STATED EXERCISE: Copy out all of the data below word for word, keeping every line in its original order.

SUPPLIED RECORDS:
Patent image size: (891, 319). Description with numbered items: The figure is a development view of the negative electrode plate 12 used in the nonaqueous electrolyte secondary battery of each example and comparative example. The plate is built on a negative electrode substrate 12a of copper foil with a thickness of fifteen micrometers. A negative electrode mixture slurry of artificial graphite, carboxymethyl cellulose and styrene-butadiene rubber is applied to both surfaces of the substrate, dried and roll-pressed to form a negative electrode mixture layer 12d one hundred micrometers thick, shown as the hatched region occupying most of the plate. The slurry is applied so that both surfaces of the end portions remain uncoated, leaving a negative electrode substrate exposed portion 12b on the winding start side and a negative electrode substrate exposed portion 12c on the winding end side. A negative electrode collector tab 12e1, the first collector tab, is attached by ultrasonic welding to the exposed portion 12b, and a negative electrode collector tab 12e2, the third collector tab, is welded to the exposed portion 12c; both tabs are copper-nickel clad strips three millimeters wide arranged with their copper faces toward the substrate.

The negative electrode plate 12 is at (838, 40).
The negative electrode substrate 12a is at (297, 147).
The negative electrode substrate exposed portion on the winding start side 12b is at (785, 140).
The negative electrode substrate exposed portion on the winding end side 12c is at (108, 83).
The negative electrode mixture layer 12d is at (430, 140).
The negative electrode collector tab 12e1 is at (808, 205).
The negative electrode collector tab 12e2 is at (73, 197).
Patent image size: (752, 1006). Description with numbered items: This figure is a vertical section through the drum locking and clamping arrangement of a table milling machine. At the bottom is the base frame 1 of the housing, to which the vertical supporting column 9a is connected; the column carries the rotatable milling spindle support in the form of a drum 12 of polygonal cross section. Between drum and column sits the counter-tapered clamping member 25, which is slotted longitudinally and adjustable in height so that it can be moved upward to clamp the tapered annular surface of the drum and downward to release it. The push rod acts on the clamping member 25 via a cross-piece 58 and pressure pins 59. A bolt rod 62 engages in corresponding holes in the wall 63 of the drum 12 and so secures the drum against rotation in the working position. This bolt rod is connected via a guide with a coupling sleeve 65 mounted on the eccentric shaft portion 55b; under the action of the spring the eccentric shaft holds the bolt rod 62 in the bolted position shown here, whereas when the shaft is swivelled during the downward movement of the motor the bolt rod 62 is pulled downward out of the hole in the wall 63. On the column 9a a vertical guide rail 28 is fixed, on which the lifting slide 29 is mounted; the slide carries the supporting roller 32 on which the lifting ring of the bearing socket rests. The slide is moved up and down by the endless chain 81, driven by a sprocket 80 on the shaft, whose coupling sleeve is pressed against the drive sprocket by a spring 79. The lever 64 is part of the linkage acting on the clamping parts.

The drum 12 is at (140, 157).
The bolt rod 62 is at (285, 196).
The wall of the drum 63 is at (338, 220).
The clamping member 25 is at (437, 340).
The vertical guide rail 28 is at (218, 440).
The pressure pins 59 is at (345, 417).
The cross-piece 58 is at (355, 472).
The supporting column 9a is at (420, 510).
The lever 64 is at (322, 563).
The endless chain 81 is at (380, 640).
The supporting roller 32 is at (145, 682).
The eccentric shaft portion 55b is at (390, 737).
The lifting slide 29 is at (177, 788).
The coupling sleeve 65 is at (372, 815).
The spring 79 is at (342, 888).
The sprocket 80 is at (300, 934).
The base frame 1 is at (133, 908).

ANSWER:
Patent image size: (891, 319). Description with numbered items: The figure is a development view of the negative electrode plate 12 used in the nonaqueous electrolyte secondary battery of each example and comparative example. The plate is built on a negative electrode substrate 12a of copper foil with a thickness of fifteen micrometers. A negative electrode mixture slurry of artificial graphite, carboxymethyl cellulose and styrene-butadiene rubber is applied to both surfaces of the substrate, dried and roll-pressed to form a negative electrode mixture layer 12d one hundred micrometers thick, shown as the hatched region occupying most of the plate. The slurry is applied so that both surfaces of the end portions remain uncoated, leaving a negative electrode substrate exposed portion 12b on the winding start side and a negative electrode substrate exposed portion 12c on the winding end side. A negative electrode collector tab 12e1, the first collector tab, is attached by ultrasonic welding to the exposed portion 12b, and a negative electrode collector tab 12e2, the third collector tab, is welded to the exposed portion 12c; both tabs are copper-nickel clad strips three millimeters wide arranged with their copper faces toward the substrate.

The negative electrode plate 12 is at (838, 40).
The negative electrode substrate 12a is at (297, 147).
The negative electrode substrate exposed portion on the winding start side 12b is at (785, 140).
The negative electrode substrate exposed portion on the winding end side 12c is at (108, 83).
The negative electrode mixture layer 12d is at (430, 140).
The negative electrode collector tab 12e1 is at (808, 205).
The negative electrode collector tab 12e2 is at (73, 197).
Patent image size: (752, 1006). Description with numbered items: This figure is a vertical section through the drum locking and clamping arrangement of a table milling machine. At the bottom is the base frame 1 of the housing, to which the vertical supporting column 9a is connected; the column carries the rotatable milling spindle support in the form of a drum 12 of polygonal cross section. Between drum and column sits the counter-tapered clamping member 25, which is slotted longitudinally and adjustable in height so that it can be moved upward to clamp the tapered annular surface of the drum and downward to release it. The push rod acts on the clamping member 25 via a cross-piece 58 and pressure pins 59. A bolt rod 62 engages in corresponding holes in the wall 63 of the drum 12 and so secures the drum against rotation in the working position. This bolt rod is connected via a guide with a coupling sleeve 65 mounted on the eccentric shaft portion 55b; under the action of the spring the eccentric shaft holds the bolt rod 62 in the bolted position shown here, whereas when the shaft is swivelled during the downward movement of the motor the bolt rod 62 is pulled downward out of the hole in the wall 63. On the column 9a a vertical guide rail 28 is fixed, on which the lifting slide 29 is mounted; the slide carries the supporting roller 32 on which the lifting ring of the bearing socket rests. The slide is moved up and down by the endless chain 81, driven by a sprocket 80 on the shaft, whose coupling sleeve is pressed against the drive sprocket by a spring 79. The lever 64 is part of the linkage acting on the clamping parts.

The drum 12 is at (140, 157).
The bolt rod 62 is at (285, 196).
The wall of the drum 63 is at (338, 220).
The clamping member 25 is at (437, 340).
The vertical guide rail 28 is at (218, 440).
The pressure pins 59 is at (345, 417).
The cross-piece 58 is at (355, 472).
The supporting column 9a is at (420, 510).
The lever 64 is at (322, 563).
The endless chain 81 is at (380, 640).
The supporting roller 32 is at (145, 682).
The eccentric shaft portion 55b is at (390, 737).
The lifting slide 29 is at (177, 788).
The coupling sleeve 65 is at (372, 815).
The spring 79 is at (342, 888).
The sprocket 80 is at (300, 934).
The base frame 1 is at (133, 908).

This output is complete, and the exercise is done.